### WHAT IS ASKED
Pick out every line of the entries below where "تهران" occurs, and copy those lines.

### RECORDS FOR THE EXERCISE
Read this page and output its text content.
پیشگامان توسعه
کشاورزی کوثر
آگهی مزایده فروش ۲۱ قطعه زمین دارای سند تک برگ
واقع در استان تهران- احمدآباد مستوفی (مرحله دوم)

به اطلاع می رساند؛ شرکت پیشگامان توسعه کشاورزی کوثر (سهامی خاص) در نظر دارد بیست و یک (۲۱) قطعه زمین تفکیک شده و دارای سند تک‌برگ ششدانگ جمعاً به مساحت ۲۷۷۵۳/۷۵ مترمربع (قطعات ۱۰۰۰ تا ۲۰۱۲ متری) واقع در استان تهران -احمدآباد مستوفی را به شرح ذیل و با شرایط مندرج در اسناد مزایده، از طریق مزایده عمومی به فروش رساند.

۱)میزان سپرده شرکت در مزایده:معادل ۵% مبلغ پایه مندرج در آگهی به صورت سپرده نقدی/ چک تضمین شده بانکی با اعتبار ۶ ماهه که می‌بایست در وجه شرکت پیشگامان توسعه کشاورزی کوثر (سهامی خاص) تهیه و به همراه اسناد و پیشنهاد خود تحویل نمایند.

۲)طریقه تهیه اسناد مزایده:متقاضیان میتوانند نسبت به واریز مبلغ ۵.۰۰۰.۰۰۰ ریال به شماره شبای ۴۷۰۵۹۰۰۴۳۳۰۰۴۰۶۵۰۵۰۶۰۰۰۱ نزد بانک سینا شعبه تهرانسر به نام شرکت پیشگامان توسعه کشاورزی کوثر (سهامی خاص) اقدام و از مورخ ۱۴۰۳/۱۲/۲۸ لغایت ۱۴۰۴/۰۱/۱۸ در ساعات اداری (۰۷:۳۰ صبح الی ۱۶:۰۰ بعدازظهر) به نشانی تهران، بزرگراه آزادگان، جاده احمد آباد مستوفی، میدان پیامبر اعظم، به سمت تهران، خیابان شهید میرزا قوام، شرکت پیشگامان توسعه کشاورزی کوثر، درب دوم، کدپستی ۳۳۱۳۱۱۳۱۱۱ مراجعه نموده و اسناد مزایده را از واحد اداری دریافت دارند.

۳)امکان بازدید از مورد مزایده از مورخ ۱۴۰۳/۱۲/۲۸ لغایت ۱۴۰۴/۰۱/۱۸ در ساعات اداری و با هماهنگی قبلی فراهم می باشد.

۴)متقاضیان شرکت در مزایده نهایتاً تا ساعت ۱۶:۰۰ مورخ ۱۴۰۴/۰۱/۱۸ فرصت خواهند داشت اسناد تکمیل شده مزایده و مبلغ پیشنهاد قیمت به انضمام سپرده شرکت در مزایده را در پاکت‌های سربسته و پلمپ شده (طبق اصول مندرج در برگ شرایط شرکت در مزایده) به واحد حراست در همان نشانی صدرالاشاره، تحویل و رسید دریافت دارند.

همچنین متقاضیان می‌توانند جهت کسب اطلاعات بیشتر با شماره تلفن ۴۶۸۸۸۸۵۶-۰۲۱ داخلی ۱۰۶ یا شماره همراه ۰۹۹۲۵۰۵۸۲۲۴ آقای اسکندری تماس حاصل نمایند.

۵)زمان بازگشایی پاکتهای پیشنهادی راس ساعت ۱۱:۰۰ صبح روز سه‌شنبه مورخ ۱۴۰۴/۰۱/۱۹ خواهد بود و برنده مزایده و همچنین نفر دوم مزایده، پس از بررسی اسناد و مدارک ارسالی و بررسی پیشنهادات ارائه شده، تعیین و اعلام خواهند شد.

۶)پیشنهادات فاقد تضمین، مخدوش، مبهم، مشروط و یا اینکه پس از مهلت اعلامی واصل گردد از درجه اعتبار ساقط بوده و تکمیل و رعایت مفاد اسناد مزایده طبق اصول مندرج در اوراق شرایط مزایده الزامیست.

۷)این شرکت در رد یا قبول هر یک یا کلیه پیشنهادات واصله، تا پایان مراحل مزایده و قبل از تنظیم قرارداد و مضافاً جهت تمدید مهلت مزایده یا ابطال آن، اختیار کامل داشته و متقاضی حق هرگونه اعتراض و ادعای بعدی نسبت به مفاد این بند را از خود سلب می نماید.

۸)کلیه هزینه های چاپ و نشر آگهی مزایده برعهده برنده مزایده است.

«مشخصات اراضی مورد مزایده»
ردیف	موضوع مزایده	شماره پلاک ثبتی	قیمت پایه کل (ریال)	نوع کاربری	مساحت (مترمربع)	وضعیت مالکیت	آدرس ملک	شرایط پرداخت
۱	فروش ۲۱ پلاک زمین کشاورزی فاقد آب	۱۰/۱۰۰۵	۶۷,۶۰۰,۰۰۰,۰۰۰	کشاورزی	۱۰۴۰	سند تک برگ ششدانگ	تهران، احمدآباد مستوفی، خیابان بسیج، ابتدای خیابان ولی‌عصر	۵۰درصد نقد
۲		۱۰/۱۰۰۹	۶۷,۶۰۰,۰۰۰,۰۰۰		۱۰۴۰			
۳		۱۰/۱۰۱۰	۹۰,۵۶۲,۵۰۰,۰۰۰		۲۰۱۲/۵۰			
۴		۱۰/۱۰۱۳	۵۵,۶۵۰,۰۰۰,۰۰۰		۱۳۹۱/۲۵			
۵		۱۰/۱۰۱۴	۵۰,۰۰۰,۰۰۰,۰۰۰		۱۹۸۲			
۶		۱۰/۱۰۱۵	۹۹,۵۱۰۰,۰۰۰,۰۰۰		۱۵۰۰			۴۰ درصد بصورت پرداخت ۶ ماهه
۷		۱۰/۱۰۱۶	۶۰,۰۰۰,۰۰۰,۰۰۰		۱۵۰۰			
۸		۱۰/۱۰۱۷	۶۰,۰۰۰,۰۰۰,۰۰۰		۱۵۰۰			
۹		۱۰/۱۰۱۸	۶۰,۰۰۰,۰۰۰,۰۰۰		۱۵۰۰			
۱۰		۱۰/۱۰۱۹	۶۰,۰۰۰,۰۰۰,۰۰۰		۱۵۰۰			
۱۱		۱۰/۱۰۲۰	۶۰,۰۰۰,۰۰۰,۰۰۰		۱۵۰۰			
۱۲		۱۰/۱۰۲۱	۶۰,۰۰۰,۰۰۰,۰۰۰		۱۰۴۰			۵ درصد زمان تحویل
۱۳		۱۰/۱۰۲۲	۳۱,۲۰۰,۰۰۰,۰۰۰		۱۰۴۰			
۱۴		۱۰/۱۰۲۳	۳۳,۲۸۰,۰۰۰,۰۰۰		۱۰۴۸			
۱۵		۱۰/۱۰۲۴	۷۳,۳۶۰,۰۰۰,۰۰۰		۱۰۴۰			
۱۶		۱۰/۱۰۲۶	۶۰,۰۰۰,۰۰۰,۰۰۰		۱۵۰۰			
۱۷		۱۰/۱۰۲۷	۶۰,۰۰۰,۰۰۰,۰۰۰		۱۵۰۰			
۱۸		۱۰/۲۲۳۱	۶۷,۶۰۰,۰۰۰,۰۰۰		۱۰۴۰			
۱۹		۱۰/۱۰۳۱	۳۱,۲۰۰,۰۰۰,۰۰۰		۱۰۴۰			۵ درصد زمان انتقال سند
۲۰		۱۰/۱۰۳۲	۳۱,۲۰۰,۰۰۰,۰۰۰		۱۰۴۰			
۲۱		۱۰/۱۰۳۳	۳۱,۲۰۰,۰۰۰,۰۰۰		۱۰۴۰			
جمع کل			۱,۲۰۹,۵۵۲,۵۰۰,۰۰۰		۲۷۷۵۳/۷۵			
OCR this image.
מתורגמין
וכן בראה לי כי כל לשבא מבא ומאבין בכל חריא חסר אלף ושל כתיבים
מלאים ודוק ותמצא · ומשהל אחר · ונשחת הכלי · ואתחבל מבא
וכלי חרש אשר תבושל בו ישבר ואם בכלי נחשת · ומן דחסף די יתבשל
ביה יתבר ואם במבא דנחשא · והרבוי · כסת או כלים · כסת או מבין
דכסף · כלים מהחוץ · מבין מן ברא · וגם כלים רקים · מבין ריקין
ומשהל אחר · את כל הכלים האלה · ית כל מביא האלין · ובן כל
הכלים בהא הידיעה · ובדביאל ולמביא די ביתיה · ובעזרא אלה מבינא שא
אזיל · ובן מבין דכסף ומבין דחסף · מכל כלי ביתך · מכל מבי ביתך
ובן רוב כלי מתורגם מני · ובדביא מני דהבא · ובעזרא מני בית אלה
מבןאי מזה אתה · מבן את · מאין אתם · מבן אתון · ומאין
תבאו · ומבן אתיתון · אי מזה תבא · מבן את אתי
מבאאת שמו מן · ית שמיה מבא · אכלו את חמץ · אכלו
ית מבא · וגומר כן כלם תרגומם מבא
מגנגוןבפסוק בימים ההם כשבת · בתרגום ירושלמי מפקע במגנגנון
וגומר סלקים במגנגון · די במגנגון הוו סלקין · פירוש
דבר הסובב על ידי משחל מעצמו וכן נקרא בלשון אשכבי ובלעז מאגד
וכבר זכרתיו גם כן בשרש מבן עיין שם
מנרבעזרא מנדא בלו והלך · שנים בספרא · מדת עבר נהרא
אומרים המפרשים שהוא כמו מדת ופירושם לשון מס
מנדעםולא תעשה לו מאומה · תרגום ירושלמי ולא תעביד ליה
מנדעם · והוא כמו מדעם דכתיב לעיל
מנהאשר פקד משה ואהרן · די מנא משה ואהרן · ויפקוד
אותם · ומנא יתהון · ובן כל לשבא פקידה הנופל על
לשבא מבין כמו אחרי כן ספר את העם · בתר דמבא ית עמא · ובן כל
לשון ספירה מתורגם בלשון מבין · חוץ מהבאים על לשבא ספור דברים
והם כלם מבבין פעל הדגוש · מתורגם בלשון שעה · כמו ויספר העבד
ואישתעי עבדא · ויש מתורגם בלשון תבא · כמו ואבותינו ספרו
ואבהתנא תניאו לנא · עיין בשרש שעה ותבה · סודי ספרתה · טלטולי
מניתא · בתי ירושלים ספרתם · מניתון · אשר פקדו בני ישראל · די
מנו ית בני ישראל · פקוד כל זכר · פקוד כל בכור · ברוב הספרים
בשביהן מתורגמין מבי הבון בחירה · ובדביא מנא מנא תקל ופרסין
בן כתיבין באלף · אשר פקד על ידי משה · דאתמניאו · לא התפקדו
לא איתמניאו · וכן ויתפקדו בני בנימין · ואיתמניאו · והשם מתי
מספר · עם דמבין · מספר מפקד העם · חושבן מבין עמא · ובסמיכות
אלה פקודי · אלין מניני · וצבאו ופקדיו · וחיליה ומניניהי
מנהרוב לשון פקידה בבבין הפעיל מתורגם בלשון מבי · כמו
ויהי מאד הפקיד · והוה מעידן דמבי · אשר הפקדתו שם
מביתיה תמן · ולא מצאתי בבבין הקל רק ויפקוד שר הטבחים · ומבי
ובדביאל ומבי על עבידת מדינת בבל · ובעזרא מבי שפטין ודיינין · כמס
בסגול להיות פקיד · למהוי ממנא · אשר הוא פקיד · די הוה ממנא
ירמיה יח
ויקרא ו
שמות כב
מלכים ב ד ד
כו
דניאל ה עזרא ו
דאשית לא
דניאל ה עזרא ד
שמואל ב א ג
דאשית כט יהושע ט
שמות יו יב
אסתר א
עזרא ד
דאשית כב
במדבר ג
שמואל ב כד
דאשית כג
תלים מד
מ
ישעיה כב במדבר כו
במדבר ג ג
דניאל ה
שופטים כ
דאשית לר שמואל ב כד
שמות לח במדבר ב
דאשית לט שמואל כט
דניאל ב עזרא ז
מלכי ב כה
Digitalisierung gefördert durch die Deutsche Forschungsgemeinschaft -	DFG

### TASK ANSWER
واقع در استان تهران- احمدآباد مستوفی (مرحله دوم)
به اطلاع می رساند؛ شرکت پیشگامان توسعه کشاورزی کوثر (سهامی خاص) در نظر دارد بیست و یک (۲۱) قطعه زمین تفکیک شده و دارای سند تک‌برگ ششدانگ جمعاً به مساحت ۲۷۷۵۳/۷۵ مترمربع (قطعات ۱۰۰۰ تا ۲۰۱۲ متری) واقع در استان تهران -احمدآباد مستوفی را به شرح ذیل و با شرایط مندرج در اسناد مزایده، از طریق مزایده عمومی به فروش رساند.
۲)طریقه تهیه اسناد مزایده:متقاضیان میتوانند نسبت به واریز مبلغ ۵.۰۰۰.۰۰۰ ریال به شماره شبای ۴۷۰۵۹۰۰۴۳۳۰۰۴۰۶۵۰۵۰۶۰۰۰۱ نزد بانک سینا شعبه تهرانسر به نام شرکت پیشگامان توسعه کشاورزی کوثر (سهامی خاص) اقدام و از مورخ ۱۴۰۳/۱۲/۲۸ لغایت ۱۴۰۴/۰۱/۱۸ در ساعات اداری (۰۷:۳۰ صبح الی ۱۶:۰۰ بعدازظهر) به نشانی تهران، بزرگراه آزادگان، جاده احمد آباد مستوفی، میدان پیامبر اعظم، به سمت تهران، خیابان شهید میرزا قوام، شرکت پیشگامان توسعه کشاورزی کوثر، درب دوم، کدپستی ۳۳۱۳۱۱۳۱۱۱ مراجعه نموده و اسناد مزایده را از واحد اداری دریافت دارند.
۱	فروش ۲۱ پلاک زمین کشاورزی فاقد آب	۱۰/۱۰۰۵	۶۷,۶۰۰,۰۰۰,۰۰۰	کشاورزی	۱۰۴۰	سند تک برگ ششدانگ	تهران، احمدآباد مستوفی، خیابان بسیج، ابتدای خیابان ولی‌عصر	۵۰درصد نقد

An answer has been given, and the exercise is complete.